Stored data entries
########
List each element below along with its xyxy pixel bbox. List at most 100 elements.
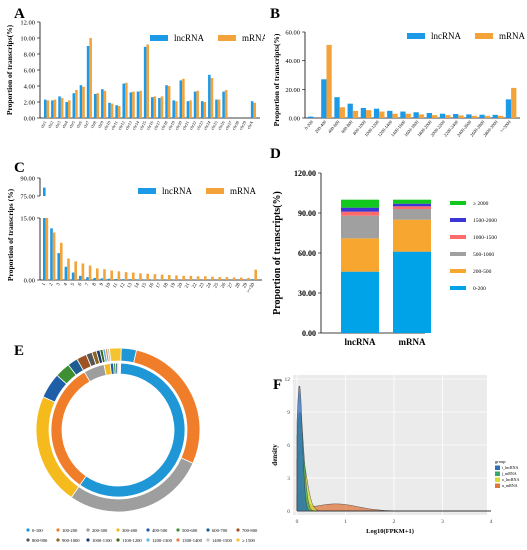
c-bar-lncrna xyxy=(129,279,132,280)
a-ytick-label: 12.00 xyxy=(20,20,35,27)
c-bar-lncrna xyxy=(93,277,96,280)
f-y-axis-title: density xyxy=(271,444,279,466)
a-bar-mrna xyxy=(60,98,64,118)
a-xtick-label: chr26 xyxy=(217,120,226,131)
f-ytick-label: 0 xyxy=(287,509,290,515)
b-ytick-label: 60.00 xyxy=(285,30,300,37)
a-bar-lncrna xyxy=(136,91,140,118)
c-bar-mrna xyxy=(81,263,85,280)
f-ytick-label: 6 xyxy=(287,443,290,449)
c-xtick-label: 8 xyxy=(92,282,98,287)
e-legend-label: 800-900 xyxy=(32,538,48,543)
d-stack-segment xyxy=(341,215,379,239)
a-legend-label-lncrna: lncRNA xyxy=(174,33,204,43)
a-bar-lncrna xyxy=(115,105,118,118)
f-xtick-label: 0 xyxy=(296,519,299,525)
c-bar-mrna xyxy=(110,270,113,280)
c-bar-lncrna xyxy=(143,279,147,280)
c-bar-mrna xyxy=(167,275,171,280)
a-bar-lncrna xyxy=(193,91,197,118)
b-bar-lncrna xyxy=(334,97,340,118)
a-bar-lncrna xyxy=(222,91,225,118)
c-bar-lncrna xyxy=(50,228,53,280)
c-ytick-label: 15.00 xyxy=(20,216,35,223)
e-legend-label: 1300-1400 xyxy=(182,538,203,543)
c-bar-mrna xyxy=(124,272,128,280)
e-legend-marker xyxy=(86,528,90,532)
f-ytick-label: 9 xyxy=(287,410,290,416)
e-legend-marker xyxy=(86,538,90,542)
c-bar-mrna xyxy=(254,269,257,280)
c-xtick-label: 24 xyxy=(206,282,213,289)
a-bar-mrna xyxy=(210,78,214,118)
d-xtick-label: mRNA xyxy=(399,337,426,347)
c-xtick-label: 20 xyxy=(177,282,184,289)
b-ytick-label: 40.00 xyxy=(285,58,300,65)
panel-label-e: E xyxy=(14,343,25,359)
a-bar-lncrna xyxy=(250,101,254,118)
b-bar-mrna xyxy=(379,111,385,118)
e-legend-marker xyxy=(26,538,30,542)
chart-b: 0.00 20.00 40.00 60.00 Proportion of transcr… xyxy=(272,30,526,138)
a-xtick-label: chr21 xyxy=(181,120,190,131)
b-bar-mrna xyxy=(405,113,411,118)
a-xtick-label: chr17 xyxy=(152,120,161,131)
b-bar-lncrna xyxy=(308,116,314,118)
b-xtick-label: 200-400 xyxy=(314,119,328,134)
b-bar-lncrna xyxy=(400,111,406,118)
a-bar-lncrna xyxy=(58,96,61,118)
a-bar-mrna xyxy=(203,102,207,118)
c-bar-lncrna xyxy=(122,279,125,280)
e-legend-marker xyxy=(176,538,180,542)
c-xtick-label: 9 xyxy=(99,282,105,287)
c-legend-swatch-mrna xyxy=(206,188,224,194)
b-bar-mrna xyxy=(471,115,477,118)
c-xtick-label: 29 xyxy=(242,282,249,289)
e-legend-label: ≥ 1500 xyxy=(242,538,256,543)
c-bar-lncrna xyxy=(115,278,118,280)
c-bar-mrna xyxy=(211,276,214,280)
a-xtick-label: chr29 xyxy=(238,120,247,131)
c-y-axis-title: Proportion of transcrips (%) xyxy=(6,188,15,281)
d-legend-swatch xyxy=(450,235,466,239)
c-bar-lncrna xyxy=(251,279,255,280)
b-bar-lncrna xyxy=(373,108,380,118)
c-bar-mrna xyxy=(103,269,106,280)
e-legend-marker xyxy=(236,538,240,542)
d-stack-segment xyxy=(393,199,431,204)
a-xtick-label: chr14 xyxy=(131,119,141,131)
c-xtick-label: 25 xyxy=(213,282,220,289)
c-bar-lncrna-upper xyxy=(43,187,46,196)
e-legend-label: 1400-1500 xyxy=(212,538,233,543)
c-bar-mrna xyxy=(196,276,200,280)
c-bar-mrna xyxy=(247,277,250,280)
a-ytick-label: 8.00 xyxy=(24,52,35,59)
b-bar-mrna xyxy=(326,44,332,118)
c-bar-lncrna xyxy=(64,266,68,280)
c-bar-mrna xyxy=(95,268,99,280)
c-legend-label-lncrna: lncRNA xyxy=(162,186,192,196)
b-bar-lncrna xyxy=(426,112,432,118)
d-legend-swatch xyxy=(450,252,466,256)
e-inner-slice xyxy=(119,362,122,375)
d-legend-swatch xyxy=(450,286,466,290)
a-xtick-label: chr11 xyxy=(110,120,119,131)
f-legend-label: j_mRNA xyxy=(501,471,517,476)
c-xtick-label: 13 xyxy=(127,282,134,289)
c-bar-mrna xyxy=(160,274,164,280)
a-xtick-label: chr5 xyxy=(68,120,76,129)
b-bar-lncrna xyxy=(360,107,367,118)
c-xtick-label: 26 xyxy=(220,282,227,289)
a-bar-lncrna xyxy=(129,92,133,118)
b-bar-lncrna xyxy=(453,113,459,118)
a-bar-mrna xyxy=(217,99,221,118)
a-bar-mrna xyxy=(167,86,171,118)
a-xtick-label: chr27 xyxy=(224,120,233,131)
b-legend-swatch-lncrna xyxy=(407,33,425,39)
b-y-axis-title: Proportion of transcripts(%) xyxy=(272,33,281,126)
a-bar-mrna xyxy=(182,78,185,118)
d-stack-segment xyxy=(341,238,379,272)
f-legend-swatch xyxy=(495,477,500,482)
f-legend-label: i_lncRNA xyxy=(502,465,519,470)
a-bar-mrna xyxy=(196,90,199,118)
########
Exercise aim: Skip the pictures, then retype every line above exactly.

The answer:
List each element below along with its xyxy pixel bbox. List at most 100 elements.
c-bar-lncrna xyxy=(129,279,132,280)
a-ytick-label: 12.00 xyxy=(20,20,35,27)
c-bar-lncrna xyxy=(93,277,96,280)
f-y-axis-title: density xyxy=(271,444,279,466)
a-bar-mrna xyxy=(60,98,64,118)
a-xtick-label: chr26 xyxy=(217,120,226,131)
f-ytick-label: 0 xyxy=(287,509,290,515)
b-ytick-label: 60.00 xyxy=(285,30,300,37)
a-bar-lncrna xyxy=(136,91,140,118)
c-bar-mrna xyxy=(81,263,85,280)
f-ytick-label: 6 xyxy=(287,443,290,449)
c-xtick-label: 8 xyxy=(92,282,98,287)
e-legend-label: 800-900 xyxy=(32,538,48,543)
d-stack-segment xyxy=(341,215,379,239)
a-legend-label-lncrna: lncRNA xyxy=(174,33,204,43)
a-bar-lncrna xyxy=(115,105,118,118)
f-xtick-label: 0 xyxy=(296,519,299,525)
c-bar-mrna xyxy=(110,270,113,280)
c-bar-lncrna xyxy=(143,279,147,280)
c-bar-mrna xyxy=(167,275,171,280)
a-bar-lncrna xyxy=(193,91,197,118)
b-bar-lncrna xyxy=(334,97,340,118)
a-bar-lncrna xyxy=(222,91,225,118)
c-bar-lncrna xyxy=(50,228,53,280)
c-ytick-label: 15.00 xyxy=(20,216,35,223)
e-legend-label: 1300-1400 xyxy=(182,538,203,543)
c-bar-mrna xyxy=(124,272,128,280)
e-legend-marker xyxy=(86,528,90,532)
f-ytick-label: 9 xyxy=(287,410,290,416)
e-legend-marker xyxy=(86,538,90,542)
c-bar-mrna xyxy=(254,269,257,280)
c-xtick-label: 24 xyxy=(206,282,213,289)
a-bar-mrna xyxy=(210,78,214,118)
d-xtick-label: mRNA xyxy=(399,337,426,347)
c-xtick-label: 20 xyxy=(177,282,184,289)
b-ytick-label: 40.00 xyxy=(285,58,300,65)
panel-label-e: E xyxy=(14,343,25,359)
a-bar-lncrna xyxy=(250,101,254,118)
b-bar-mrna xyxy=(379,111,385,118)
e-legend-marker xyxy=(26,538,30,542)
chart-b: 0.00 20.00 40.00 60.00 Proportion of transcr… xyxy=(272,30,526,138)
a-xtick-label: chr21 xyxy=(181,120,190,131)
b-bar-mrna xyxy=(405,113,411,118)
a-xtick-label: chr17 xyxy=(152,120,161,131)
b-bar-lncrna xyxy=(308,116,314,118)
b-xtick-label: 200-400 xyxy=(314,119,328,134)
b-bar-lncrna xyxy=(400,111,406,118)
a-bar-lncrna xyxy=(58,96,61,118)
a-bar-mrna xyxy=(203,102,207,118)
c-bar-lncrna xyxy=(122,279,125,280)
e-legend-marker xyxy=(176,538,180,542)
c-xtick-label: 9 xyxy=(99,282,105,287)
c-legend-swatch-mrna xyxy=(206,188,224,194)
b-bar-mrna xyxy=(471,115,477,118)
c-xtick-label: 29 xyxy=(242,282,249,289)
e-legend-label: ≥ 1500 xyxy=(242,538,256,543)
c-bar-lncrna xyxy=(115,278,118,280)
c-bar-mrna xyxy=(211,276,214,280)
a-xtick-label: chr29 xyxy=(238,120,247,131)
c-y-axis-title: Proportion of transcrips (%) xyxy=(6,188,15,281)
d-legend-swatch xyxy=(450,235,466,239)
c-bar-lncrna xyxy=(251,279,255,280)
b-bar-lncrna xyxy=(373,108,380,118)
c-bar-mrna xyxy=(103,269,106,280)
e-legend-marker xyxy=(236,538,240,542)
d-stack-segment xyxy=(393,199,431,204)
a-xtick-label: chr14 xyxy=(131,119,141,131)
c-xtick-label: 25 xyxy=(213,282,220,289)
c-bar-lncrna-upper xyxy=(43,187,46,196)
e-legend-label: 1400-1500 xyxy=(212,538,233,543)
c-bar-mrna xyxy=(196,276,200,280)
c-bar-mrna xyxy=(247,277,250,280)
a-ytick-label: 8.00 xyxy=(24,52,35,59)
b-bar-mrna xyxy=(326,44,332,118)
c-bar-lncrna xyxy=(64,266,68,280)
c-bar-mrna xyxy=(95,268,99,280)
c-legend-label-lncrna: lncRNA xyxy=(162,186,192,196)
b-bar-lncrna xyxy=(426,112,432,118)
d-legend-swatch xyxy=(450,252,466,256)
e-inner-slice xyxy=(119,362,122,375)
d-legend-swatch xyxy=(450,286,466,290)
a-xtick-label: chr11 xyxy=(110,120,119,131)
f-legend-label: j_mRNA xyxy=(501,471,517,476)
c-xtick-label: 13 xyxy=(127,282,134,289)
c-bar-mrna xyxy=(160,274,164,280)
a-xtick-label: chr5 xyxy=(68,120,76,129)
b-bar-lncrna xyxy=(360,107,367,118)
c-xtick-label: 26 xyxy=(220,282,227,289)
a-bar-lncrna xyxy=(129,92,133,118)
b-bar-lncrna xyxy=(453,113,459,118)
a-bar-mrna xyxy=(217,99,221,118)
a-bar-mrna xyxy=(167,86,171,118)
a-xtick-label: chr27 xyxy=(224,120,233,131)
b-legend-swatch-lncrna xyxy=(407,33,425,39)
b-y-axis-title: Proportion of transcripts(%) xyxy=(272,33,281,126)
a-bar-mrna xyxy=(182,78,185,118)
d-stack-segment xyxy=(341,238,379,272)
f-legend-swatch xyxy=(495,477,500,482)
f-legend-label: i_lncRNA xyxy=(502,465,519,470)
a-bar-mrna xyxy=(196,90,199,118)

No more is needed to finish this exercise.